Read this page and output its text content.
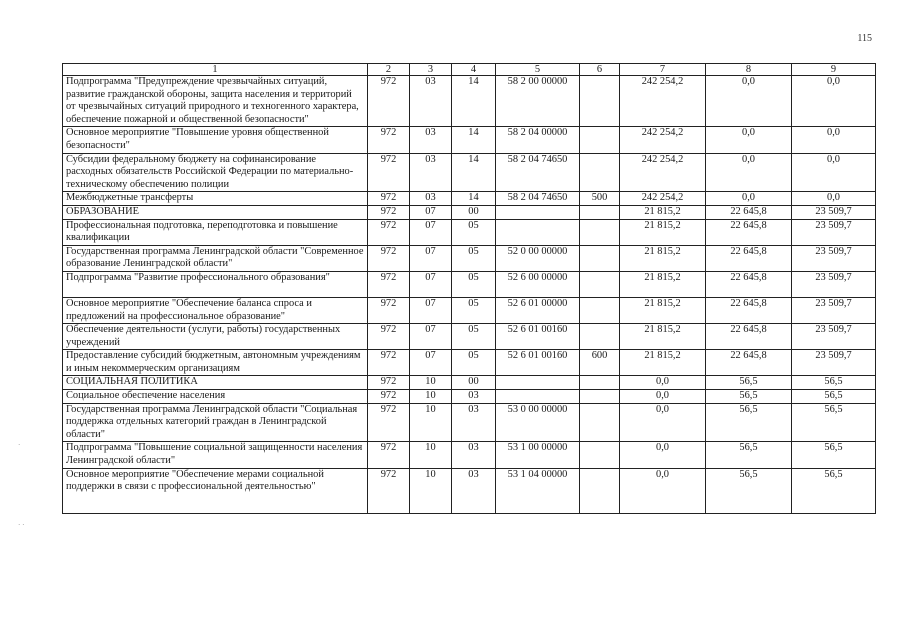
115
1	2	3	4	5	6	7	8	9
Подпрограмма "Предупреждение чрезвычайных ситуаций, развитие гражданской обороны, защита населения и территорий от чрезвычайных ситуаций природного и техногенного характера, обеспечение пожарной и общественной безопасности"	972	03	14	58 2 00 00000		242 254,2	0,0	0,0
Основное мероприятие "Повышение уровня общественной безопасности"	972	03	14	58 2 04 00000		242 254,2	0,0	0,0
Субсидии федеральному бюджету на софинансирование расходных обязательств Российской Федерации по материально-техническому обеспечению полиции	972	03	14	58 2 04 74650		242 254,2	0,0	0,0
Межбюджетные трансферты	972	03	14	58 2 04 74650	500	242 254,2	0,0	0,0
ОБРАЗОВАНИЕ	972	07	00			21 815,2	22 645,8	23 509,7
Профессиональная подготовка, переподготовка и повышение квалификации	972	07	05			21 815,2	22 645,8	23 509,7
Государственная программа Ленинградской области "Современное образование Ленинградской области"	972	07	05	52 0 00 00000		21 815,2	22 645,8	23 509,7
Подпрограмма "Развитие профессионального образования"	972	07	05	52 6 00 00000		21 815,2	22 645,8	23 509,7
Основное мероприятие "Обеспечение баланса спроса и предложений на профессиональное образование"	972	07	05	52 6 01 00000		21 815,2	22 645,8	23 509,7
Обеспечение деятельности (услуги, работы) государственных учреждений	972	07	05	52 6 01 00160		21 815,2	22 645,8	23 509,7
Предоставление субсидий бюджетным, автономным учреждениям и иным некоммерческим организациям	972	07	05	52 6 01 00160	600	21 815,2	22 645,8	23 509,7
СОЦИАЛЬНАЯ ПОЛИТИКА	972	10	00			0,0	56,5	56,5
Социальное обеспечение населения	972	10	03			0,0	56,5	56,5
Государственная программа Ленинградской области "Социальная поддержка отдельных категорий граждан в Ленинградской области"	972	10	03	53 0 00 00000		0,0	56,5	56,5
Подпрограмма "Повышение социальной защищенности населения Ленинградской области"	972	10	03	53 1 00 00000		0,0	56,5	56,5
Основное мероприятие "Обеспечение мерами социальной поддержки в связи с профессиональной деятельностью"	972	10	03	53 1 04 00000		0,0	56,5	56,5
·
· ·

****************************************

(Given exercise): For the entries above, count the lines that contain the string "области", and state that number without further comment.

(Result of the exercise): 3